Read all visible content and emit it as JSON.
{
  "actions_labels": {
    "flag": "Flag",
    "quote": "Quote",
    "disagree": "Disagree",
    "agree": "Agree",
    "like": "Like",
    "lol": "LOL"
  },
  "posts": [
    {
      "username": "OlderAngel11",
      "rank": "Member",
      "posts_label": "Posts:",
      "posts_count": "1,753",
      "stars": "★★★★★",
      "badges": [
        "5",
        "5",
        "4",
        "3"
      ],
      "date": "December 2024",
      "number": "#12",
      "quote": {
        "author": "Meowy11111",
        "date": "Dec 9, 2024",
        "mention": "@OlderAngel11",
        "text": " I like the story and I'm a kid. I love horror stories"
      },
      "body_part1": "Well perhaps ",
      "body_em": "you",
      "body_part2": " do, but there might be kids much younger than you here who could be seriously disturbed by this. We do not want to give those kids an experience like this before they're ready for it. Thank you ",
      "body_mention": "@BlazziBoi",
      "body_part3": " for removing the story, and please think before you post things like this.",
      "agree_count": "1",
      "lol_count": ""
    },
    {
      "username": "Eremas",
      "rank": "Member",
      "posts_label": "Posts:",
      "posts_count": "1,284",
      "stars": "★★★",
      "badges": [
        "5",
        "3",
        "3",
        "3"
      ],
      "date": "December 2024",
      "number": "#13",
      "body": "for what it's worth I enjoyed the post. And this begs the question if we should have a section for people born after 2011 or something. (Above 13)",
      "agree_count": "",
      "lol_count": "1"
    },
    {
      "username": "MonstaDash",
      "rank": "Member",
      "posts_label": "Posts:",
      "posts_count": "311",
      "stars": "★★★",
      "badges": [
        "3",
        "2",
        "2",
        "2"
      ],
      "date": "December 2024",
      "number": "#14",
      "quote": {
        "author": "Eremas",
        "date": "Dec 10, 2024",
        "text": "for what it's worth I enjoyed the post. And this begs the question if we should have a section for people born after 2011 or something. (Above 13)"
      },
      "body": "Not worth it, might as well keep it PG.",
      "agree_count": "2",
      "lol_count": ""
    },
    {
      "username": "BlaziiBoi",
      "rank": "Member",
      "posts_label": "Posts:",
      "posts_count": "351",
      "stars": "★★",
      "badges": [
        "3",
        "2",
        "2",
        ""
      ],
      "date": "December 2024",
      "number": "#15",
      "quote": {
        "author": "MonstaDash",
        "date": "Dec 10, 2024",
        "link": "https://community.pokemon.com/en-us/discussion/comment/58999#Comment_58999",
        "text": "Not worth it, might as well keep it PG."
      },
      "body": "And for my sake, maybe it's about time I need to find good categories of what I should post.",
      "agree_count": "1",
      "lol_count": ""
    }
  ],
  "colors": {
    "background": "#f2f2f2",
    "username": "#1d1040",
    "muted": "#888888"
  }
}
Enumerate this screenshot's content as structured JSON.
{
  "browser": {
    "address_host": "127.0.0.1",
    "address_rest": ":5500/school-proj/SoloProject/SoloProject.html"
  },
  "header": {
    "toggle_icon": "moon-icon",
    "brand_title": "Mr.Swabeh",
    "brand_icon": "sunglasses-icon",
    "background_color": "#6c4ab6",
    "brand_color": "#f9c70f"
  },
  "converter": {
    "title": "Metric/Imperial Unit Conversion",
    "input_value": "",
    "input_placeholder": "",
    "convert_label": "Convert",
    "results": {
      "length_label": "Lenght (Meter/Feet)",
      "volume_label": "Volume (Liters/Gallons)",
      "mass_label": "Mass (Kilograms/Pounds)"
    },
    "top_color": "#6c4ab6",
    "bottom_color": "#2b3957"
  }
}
***
* [DIRECTIONS]:
Find the line with "Enumerate this screenshot's" in the listing above, then write out that line and each remaining line exactly, with no other text.

* [TASK SOLUTION]:
Enumerate this screenshot's content as structured JSON.
{
  "browser": {
    "address_host": "127.0.0.1",
    "address_rest": ":5500/school-proj/SoloProject/SoloProject.html"
  },
  "header": {
    "toggle_icon": "moon-icon",
    "brand_title": "Mr.Swabeh",
    "brand_icon": "sunglasses-icon",
    "background_color": "#6c4ab6",
    "brand_color": "#f9c70f"
  },
  "converter": {
    "title": "Metric/Imperial Unit Conversion",
    "input_value": "",
    "input_placeholder": "",
    "convert_label": "Convert",
    "results": {
      "length_label": "Lenght (Meter/Feet)",
      "volume_label": "Volume (Liters/Gallons)",
      "mass_label": "Mass (Kilograms/Pounds)"
    },
    "top_color": "#6c4ab6",
    "bottom_color": "#2b3957"
  }
}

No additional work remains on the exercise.